Gather all lines from the material that contain "right".

> _RECORDS TO USE_:
** BEGIN **
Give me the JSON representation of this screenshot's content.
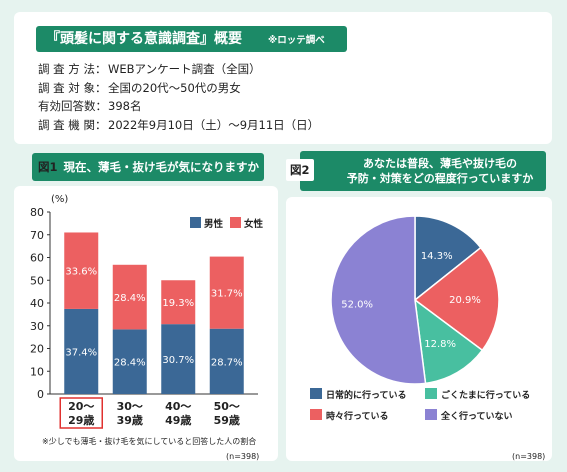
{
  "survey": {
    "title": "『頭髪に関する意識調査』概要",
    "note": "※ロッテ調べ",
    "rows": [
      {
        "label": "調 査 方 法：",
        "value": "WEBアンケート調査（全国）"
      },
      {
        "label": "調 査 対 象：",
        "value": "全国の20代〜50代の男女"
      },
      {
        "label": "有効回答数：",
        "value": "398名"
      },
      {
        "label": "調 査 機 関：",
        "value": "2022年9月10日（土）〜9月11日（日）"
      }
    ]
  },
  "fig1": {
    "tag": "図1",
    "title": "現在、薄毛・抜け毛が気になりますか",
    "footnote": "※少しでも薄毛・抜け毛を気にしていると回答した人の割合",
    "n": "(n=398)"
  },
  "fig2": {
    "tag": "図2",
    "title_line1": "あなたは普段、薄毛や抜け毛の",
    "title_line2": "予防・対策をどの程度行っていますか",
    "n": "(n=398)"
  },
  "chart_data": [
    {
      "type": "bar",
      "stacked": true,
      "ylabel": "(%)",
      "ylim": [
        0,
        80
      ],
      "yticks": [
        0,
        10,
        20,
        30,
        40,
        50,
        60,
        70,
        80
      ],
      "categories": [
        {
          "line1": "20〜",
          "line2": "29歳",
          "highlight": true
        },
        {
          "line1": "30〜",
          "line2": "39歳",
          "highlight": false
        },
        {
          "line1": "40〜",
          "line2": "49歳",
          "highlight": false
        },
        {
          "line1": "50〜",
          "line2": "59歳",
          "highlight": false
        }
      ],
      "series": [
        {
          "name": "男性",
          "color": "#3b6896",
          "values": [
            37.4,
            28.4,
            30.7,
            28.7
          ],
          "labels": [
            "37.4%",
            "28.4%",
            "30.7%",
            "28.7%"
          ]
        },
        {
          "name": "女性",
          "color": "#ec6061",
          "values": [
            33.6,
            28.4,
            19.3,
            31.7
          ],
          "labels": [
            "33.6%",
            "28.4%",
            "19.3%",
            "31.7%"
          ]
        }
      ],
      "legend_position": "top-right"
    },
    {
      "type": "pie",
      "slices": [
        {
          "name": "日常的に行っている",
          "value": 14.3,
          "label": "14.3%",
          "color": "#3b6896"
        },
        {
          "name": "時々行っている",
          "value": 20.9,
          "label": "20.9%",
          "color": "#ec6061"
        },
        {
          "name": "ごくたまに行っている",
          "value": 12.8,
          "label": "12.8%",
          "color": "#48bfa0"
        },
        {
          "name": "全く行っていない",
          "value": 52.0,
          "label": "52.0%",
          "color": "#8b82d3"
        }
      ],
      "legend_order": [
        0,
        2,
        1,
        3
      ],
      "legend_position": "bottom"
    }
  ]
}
** END **
** BEGIN **
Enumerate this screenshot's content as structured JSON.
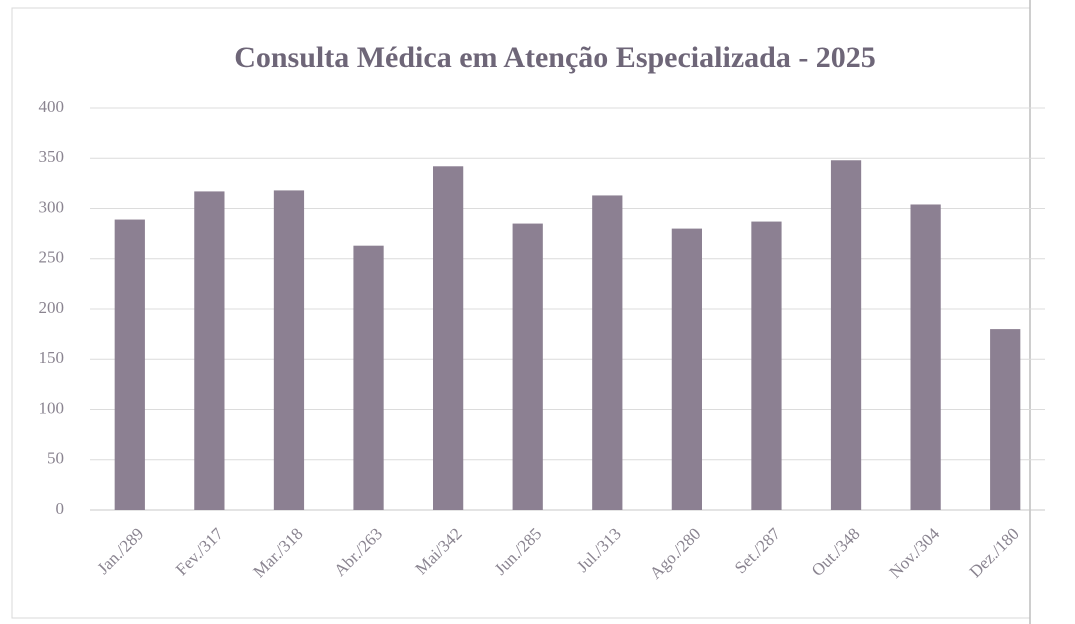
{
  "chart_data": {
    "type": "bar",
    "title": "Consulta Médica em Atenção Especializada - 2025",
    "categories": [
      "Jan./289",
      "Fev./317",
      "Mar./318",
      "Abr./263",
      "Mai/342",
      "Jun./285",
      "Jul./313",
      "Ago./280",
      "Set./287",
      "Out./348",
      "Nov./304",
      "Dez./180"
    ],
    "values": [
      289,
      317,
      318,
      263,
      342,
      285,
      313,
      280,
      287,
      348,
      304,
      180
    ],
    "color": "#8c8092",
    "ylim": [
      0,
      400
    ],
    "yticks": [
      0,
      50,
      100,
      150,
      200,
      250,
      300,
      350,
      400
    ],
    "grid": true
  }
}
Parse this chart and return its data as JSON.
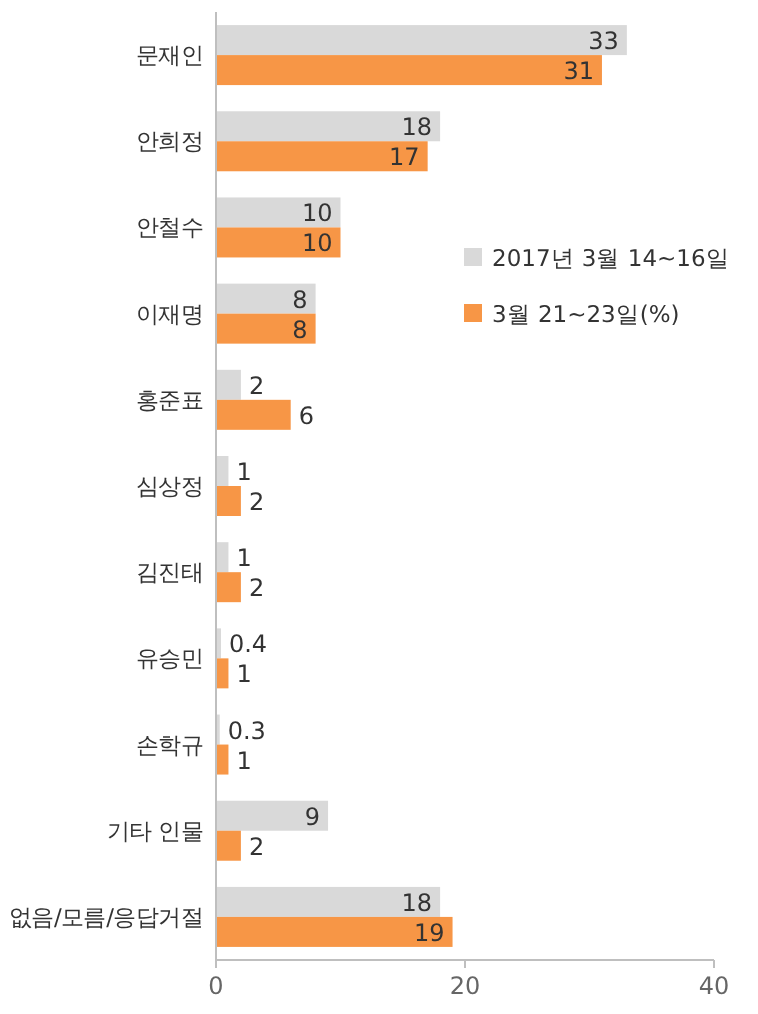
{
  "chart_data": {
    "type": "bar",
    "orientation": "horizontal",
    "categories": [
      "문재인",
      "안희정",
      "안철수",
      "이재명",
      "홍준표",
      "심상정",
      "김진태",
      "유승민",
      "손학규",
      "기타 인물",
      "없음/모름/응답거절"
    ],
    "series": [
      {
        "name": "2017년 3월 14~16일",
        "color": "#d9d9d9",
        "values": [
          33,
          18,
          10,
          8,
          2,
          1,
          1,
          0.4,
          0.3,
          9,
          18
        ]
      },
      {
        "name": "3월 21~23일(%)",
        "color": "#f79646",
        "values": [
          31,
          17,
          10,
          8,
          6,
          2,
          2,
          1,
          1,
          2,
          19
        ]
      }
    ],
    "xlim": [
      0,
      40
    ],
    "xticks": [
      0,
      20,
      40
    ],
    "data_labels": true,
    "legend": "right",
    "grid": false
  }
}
** END **
> _FINAL RESULT_:
      "legend_position": "top-right"
    "legend": "right",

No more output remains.